▼
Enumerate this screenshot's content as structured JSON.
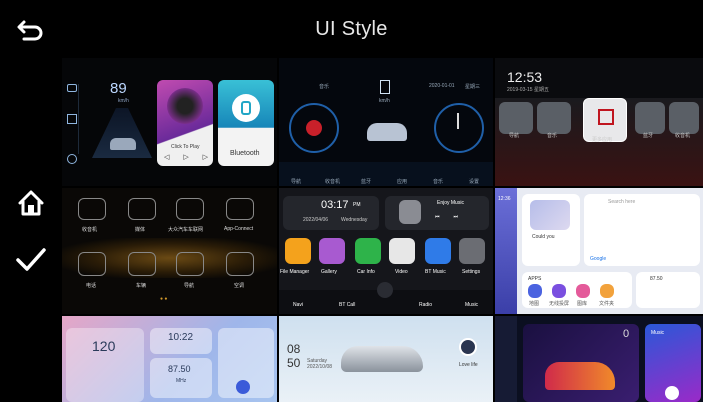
{
  "header": {
    "title": "UI Style"
  },
  "sidebar": {
    "back_icon": "back-arrow-icon",
    "home_icon": "home-icon",
    "confirm_icon": "checkmark-icon"
  },
  "styles": {
    "s1": {
      "speed": "89",
      "unit": "km/h",
      "play_label": "Click To Play",
      "bt_label": "Bluetooth"
    },
    "s2": {
      "label_music": "音乐",
      "unit": "km/h",
      "date": "2020-01-01",
      "weekday": "星期三",
      "nav": [
        "导航",
        "收音机",
        "蓝牙",
        "应用",
        "音乐",
        "设置"
      ]
    },
    "s3": {
      "time": "12:53",
      "date": "2019-03-15  星期五",
      "apps": [
        "导航",
        "音乐",
        "更多应用",
        "蓝牙",
        "收音机"
      ]
    },
    "s4": {
      "top_row": [
        "收音机",
        "媒体",
        "大众汽车车联网",
        "App-Connect"
      ],
      "bottom_row": [
        "电话",
        "车辆",
        "导航",
        "空调"
      ]
    },
    "s5": {
      "time": "03:17",
      "ampm": "PM",
      "date": "2022/04/06",
      "weekday": "Wednesday",
      "music": "Enjoy Music",
      "apps": [
        "File Manager",
        "Gallery",
        "Car Info",
        "Video",
        "BT Music",
        "Settings"
      ],
      "bottom": [
        "Navi",
        "BT Call",
        "Radio",
        "Music"
      ]
    },
    "s6": {
      "clock": "12:36",
      "song": "Could you",
      "search_placeholder": "Search here",
      "map_brand": "Google",
      "apps_label": "APPS",
      "radio_freq": "87.50",
      "apps": [
        "地图",
        "无线投屏",
        "图库",
        "文件夹"
      ]
    },
    "s7": {
      "speed": "120",
      "time": "10:22",
      "freq": "87.50",
      "unit": "MHz"
    },
    "s8": {
      "hour": "08",
      "minute": "50",
      "weekday": "Saturday",
      "date": "2022/10/08",
      "song": "Love life"
    },
    "s9": {
      "speed": "0",
      "label": "Music"
    }
  }
}
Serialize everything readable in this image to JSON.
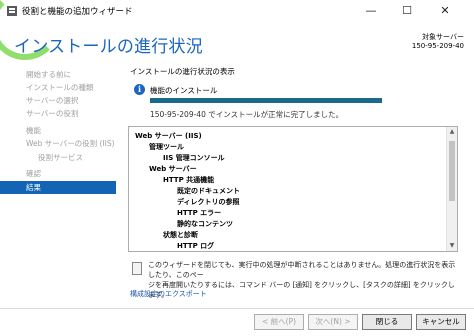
{
  "window": {
    "title": "役割と機能の追加ウィザード",
    "controls": {
      "minimize": "—",
      "maximize": "☐",
      "close": "✕"
    }
  },
  "header": {
    "page_title": "インストールの進行状況",
    "target_label": "対象サーバー",
    "target_value": "150-95-209-40"
  },
  "sidebar": {
    "items": [
      {
        "label": "開始する前に",
        "state": "disabled"
      },
      {
        "label": "インストールの種類",
        "state": "disabled"
      },
      {
        "label": "サーバーの選択",
        "state": "disabled"
      },
      {
        "label": "サーバーの役割",
        "state": "disabled"
      },
      {
        "label": "機能",
        "state": "disabled"
      },
      {
        "label": "Web サーバーの役割 (IIS)",
        "state": "disabled"
      },
      {
        "label": "役割サービス",
        "state": "disabled"
      },
      {
        "label": "確認",
        "state": "disabled"
      },
      {
        "label": "結果",
        "state": "active"
      }
    ]
  },
  "main": {
    "section_label": "インストールの進行状況の表示",
    "status_text": "機能のインストール",
    "progress": 1.0,
    "result_text": "150-95-209-40 でインストールが正常に完了しました。",
    "results_tree": [
      {
        "label": "Web サーバー (IIS)",
        "level": 0
      },
      {
        "label": "管理ツール",
        "level": 1
      },
      {
        "label": "IIS 管理コンソール",
        "level": 2
      },
      {
        "label": "Web サーバー",
        "level": 1
      },
      {
        "label": "HTTP 共通機能",
        "level": 2
      },
      {
        "label": "既定のドキュメント",
        "level": 3
      },
      {
        "label": "ディレクトリの参照",
        "level": 3
      },
      {
        "label": "HTTP エラー",
        "level": 3
      },
      {
        "label": "静的なコンテンツ",
        "level": 3
      },
      {
        "label": "状態と診断",
        "level": 2
      },
      {
        "label": "HTTP ログ",
        "level": 3
      }
    ],
    "note_line1": "このウィザードを閉じても、実行中の処理が中断されることはありません。処理の進行状況を表示したり、このペー",
    "note_line2": "ジを再度開いたりするには、コマンド バーの [通知] をクリックし、[タスクの詳細] をクリックします。",
    "export_link": "構成設定のエクスポート"
  },
  "footer": {
    "prev_label": "< 前へ(P)",
    "next_label": "次へ(N) >",
    "close_label": "閉じる",
    "cancel_label": "キャンセル"
  },
  "colors": {
    "accent": "#1a66c0",
    "selected": "#1464b4",
    "progress": "#1a6a8a",
    "highlight_ring": "#7ed957"
  }
}
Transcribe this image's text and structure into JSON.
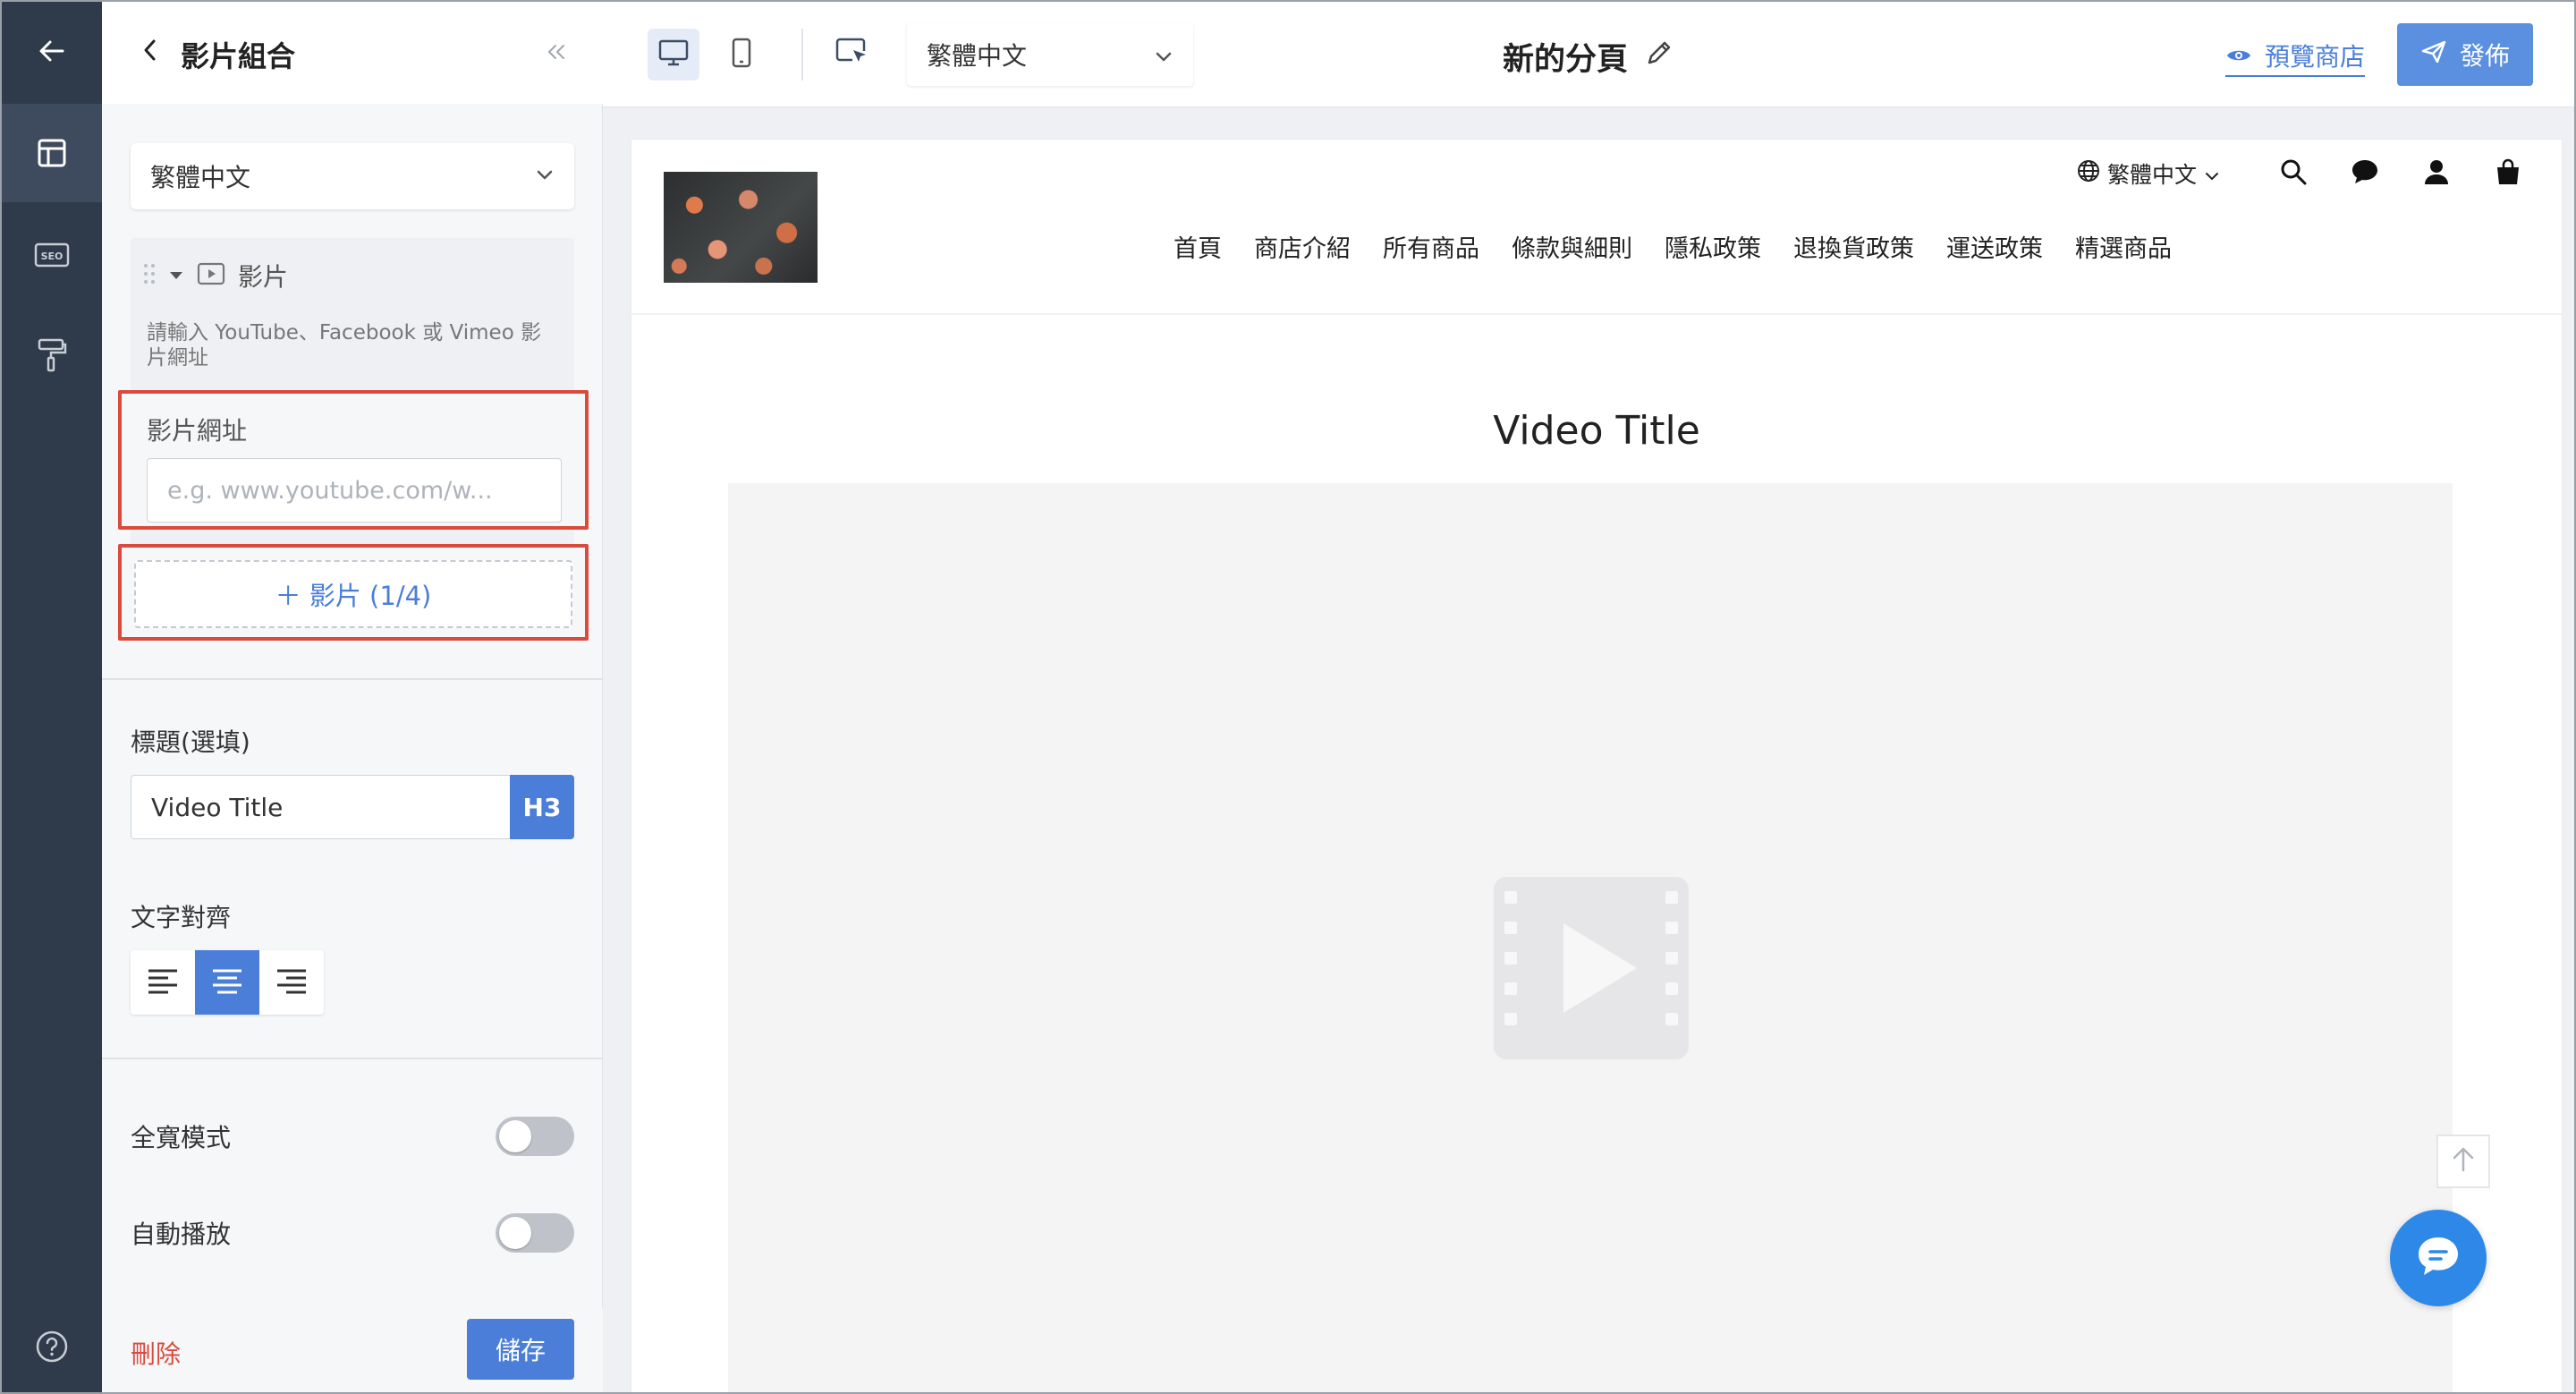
{
  "rail": {
    "items": [
      {
        "icon": "arrow-left-icon"
      },
      {
        "icon": "layout-icon",
        "active": true
      },
      {
        "icon": "seo-icon",
        "text": "SEO"
      },
      {
        "icon": "paint-roller-icon"
      },
      {
        "icon": "help-icon"
      }
    ]
  },
  "panel": {
    "title": "影片組合",
    "language": "繁體中文",
    "block": {
      "title": "影片",
      "hint": "請輸入 YouTube、Facebook 或 Vimeo 影片網址",
      "url_label": "影片網址",
      "url_placeholder": "e.g. www.youtube.com/w...",
      "add_label": "＋ 影片 (1/4)"
    },
    "heading": {
      "label": "標題(選填)",
      "value": "Video Title",
      "level": "H3"
    },
    "align": {
      "label": "文字對齊",
      "options": [
        "left",
        "center",
        "right"
      ],
      "selected": "center"
    },
    "full_width": {
      "label": "全寬模式",
      "on": false
    },
    "autoplay": {
      "label": "自動播放",
      "on": false
    },
    "delete_label": "刪除",
    "save_label": "儲存"
  },
  "topbar": {
    "language": "繁體中文",
    "page_name": "新的分頁",
    "preview_label": "預覽商店",
    "publish_label": "發佈",
    "accent": "#4a7ed8"
  },
  "store": {
    "language": "繁體中文",
    "nav": [
      "首頁",
      "商店介紹",
      "所有商品",
      "條款與細則",
      "隱私政策",
      "退換貨政策",
      "運送政策",
      "精選商品"
    ],
    "video_title": "Video Title"
  }
}
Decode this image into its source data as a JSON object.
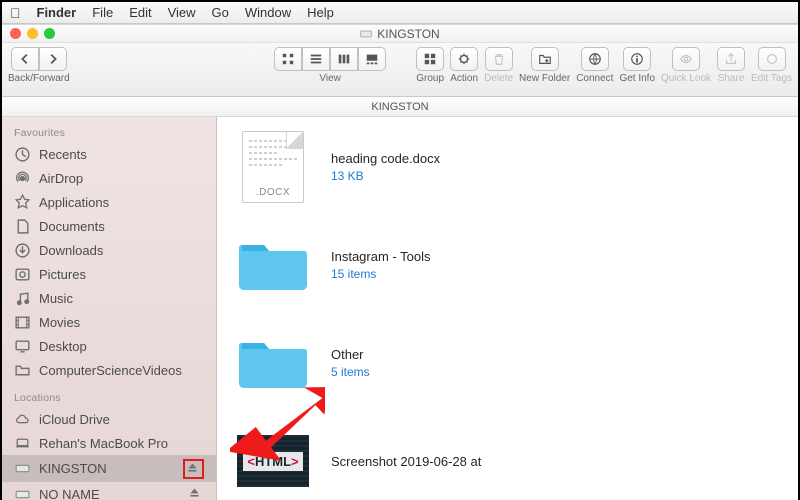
▲
* **Instruction**: Make a verbatim copy of all the entries and strip out the pictures.

* **Solution for this task**:
Enumerate this screenshot's content as structured JSON.
{
  "header": {
    "title": "UI Style"
  },
  "sidebar": {
    "back_icon": "back-arrow-icon",
    "home_icon": "home-icon",
    "confirm_icon": "checkmark-icon"
  },
  "styles": {
    "s1": {
      "speed": "89",
      "unit": "km/h",
      "play_label": "Click To Play",
      "bt_label": "Bluetooth"
    },
    "s2": {
      "label_music": "音乐",
      "unit": "km/h",
      "date": "2020-01-01",
      "weekday": "星期三",
      "nav": [
        "导航",
        "收音机",
        "蓝牙",
        "应用",
        "音乐",
        "设置"
      ]
    },
    "s3": {
      "time": "12:53",
      "date": "2019-03-15  星期五",
      "apps": [
        "导航",
        "音乐",
        "更多应用",
        "蓝牙",
        "收音机"
      ]
    },
    "s4": {
      "top_row": [
        "收音机",
        "媒体",
        "大众汽车车联网",
        "App-Connect"
      ],
      "bottom_row": [
        "电话",
        "车辆",
        "导航",
        "空调"
      ]
    },
    "s5": {
      "time": "03:17",
      "ampm": "PM",
      "date": "2022/04/06",
      "weekday": "Wednesday",
      "music": "Enjoy Music",
      "apps": [
        "File Manager",
        "Gallery",
        "Car Info",
        "Video",
        "BT Music",
        "Settings"
      ],
      "bottom": [
        "Navi",
        "BT Call",
        "Radio",
        "Music"
      ]
    },
    "s6": {
      "clock": "12:36",
      "song": "Could you",
      "search_placeholder": "Search here",
      "map_brand": "Google",
      "apps_label": "APPS",
      "radio_freq": "87.50",
      "apps": [
        "地图",
        "无线投屏",
        "图库",
        "文件夹"
      ]
    },
    "s7": {
      "speed": "120",
      "time": "10:22",
      "freq": "87.50",
      "unit": "MHz"
    },
    "s8": {
      "hour": "08",
      "minute": "50",
      "weekday": "Saturday",
      "date": "2022/10/08",
      "song": "Love life"
    },
    "s9": {
      "speed": "0",
      "label": "Music"
    }
  }
}
Serialize everything readable in this image to JSON.
{
  "window": {
    "title": "役割と機能の追加ウィザード",
    "controls": {
      "minimize": "—",
      "maximize": "☐",
      "close": "✕"
    }
  },
  "header": {
    "page_title": "インストールの進行状況",
    "target_label": "対象サーバー",
    "target_value": "150-95-209-40"
  },
  "sidebar": {
    "items": [
      {
        "label": "開始する前に",
        "state": "disabled"
      },
      {
        "label": "インストールの種類",
        "state": "disabled"
      },
      {
        "label": "サーバーの選択",
        "state": "disabled"
      },
      {
        "label": "サーバーの役割",
        "state": "disabled"
      },
      {
        "label": "機能",
        "state": "disabled"
      },
      {
        "label": "Web サーバーの役割 (IIS)",
        "state": "disabled"
      },
      {
        "label": "役割サービス",
        "state": "disabled"
      },
      {
        "label": "確認",
        "state": "disabled"
      },
      {
        "label": "結果",
        "state": "active"
      }
    ]
  },
  "main": {
    "section_label": "インストールの進行状況の表示",
    "status_text": "機能のインストール",
    "progress": 1.0,
    "result_text": "150-95-209-40 でインストールが正常に完了しました。",
    "results_tree": [
      {
        "label": "Web サーバー (IIS)",
        "level": 0
      },
      {
        "label": "管理ツール",
        "level": 1
      },
      {
        "label": "IIS 管理コンソール",
        "level": 2
      },
      {
        "label": "Web サーバー",
        "level": 1
      },
      {
        "label": "HTTP 共通機能",
        "level": 2
      },
      {
        "label": "既定のドキュメント",
        "level": 3
      },
      {
        "label": "ディレクトリの参照",
        "level": 3
      },
      {
        "label": "HTTP エラー",
        "level": 3
      },
      {
        "label": "静的なコンテンツ",
        "level": 3
      },
      {
        "label": "状態と診断",
        "level": 2
      },
      {
        "label": "HTTP ログ",
        "level": 3
      }
    ],
    "note_line1": "このウィザードを閉じても、実行中の処理が中断されることはありません。処理の進行状況を表示したり、このペー",
    "note_line2": "ジを再度開いたりするには、コマンド バーの [通知] をクリックし、[タスクの詳細] をクリックします。",
    "export_link": "構成設定のエクスポート"
  },
  "footer": {
    "prev_label": "< 前へ(P)",
    "next_label": "次へ(N) >",
    "close_label": "閉じる",
    "cancel_label": "キャンセル"
  },
  "colors": {
    "accent": "#1a66c0",
    "selected": "#1464b4",
    "progress": "#1a6a8a",
    "highlight_ring": "#7ed957"
  }
}
Transcribe this image's text and structure into JSON.
{
  "rail": {
    "items": [
      {
        "icon": "arrow-left-icon"
      },
      {
        "icon": "layout-icon",
        "active": true
      },
      {
        "icon": "seo-icon",
        "text": "SEO"
      },
      {
        "icon": "paint-roller-icon"
      },
      {
        "icon": "help-icon"
      }
    ]
  },
  "panel": {
    "title": "影片組合",
    "language": "繁體中文",
    "block": {
      "title": "影片",
      "hint": "請輸入 YouTube、Facebook 或 Vimeo 影片網址",
      "url_label": "影片網址",
      "url_placeholder": "e.g. www.youtube.com/w...",
      "add_label": "＋ 影片 (1/4)"
    },
    "heading": {
      "label": "標題(選填)",
      "value": "Video Title",
      "level": "H3"
    },
    "align": {
      "label": "文字對齊",
      "options": [
        "left",
        "center",
        "right"
      ],
      "selected": "center"
    },
    "full_width": {
      "label": "全寬模式",
      "on": false
    },
    "autoplay": {
      "label": "自動播放",
      "on": false
    },
    "delete_label": "刪除",
    "save_label": "儲存"
  },
  "topbar": {
    "language": "繁體中文",
    "page_name": "新的分頁",
    "preview_label": "預覽商店",
    "publish_label": "發佈",
    "accent": "#4a7ed8"
  },
  "store": {
    "language": "繁體中文",
    "nav": [
      "首頁",
      "商店介紹",
      "所有商品",
      "條款與細則",
      "隱私政策",
      "退換貨政策",
      "運送政策",
      "精選商品"
    ],
    "video_title": "Video Title"
  }
}
Decode this image into its source data as a JSON object.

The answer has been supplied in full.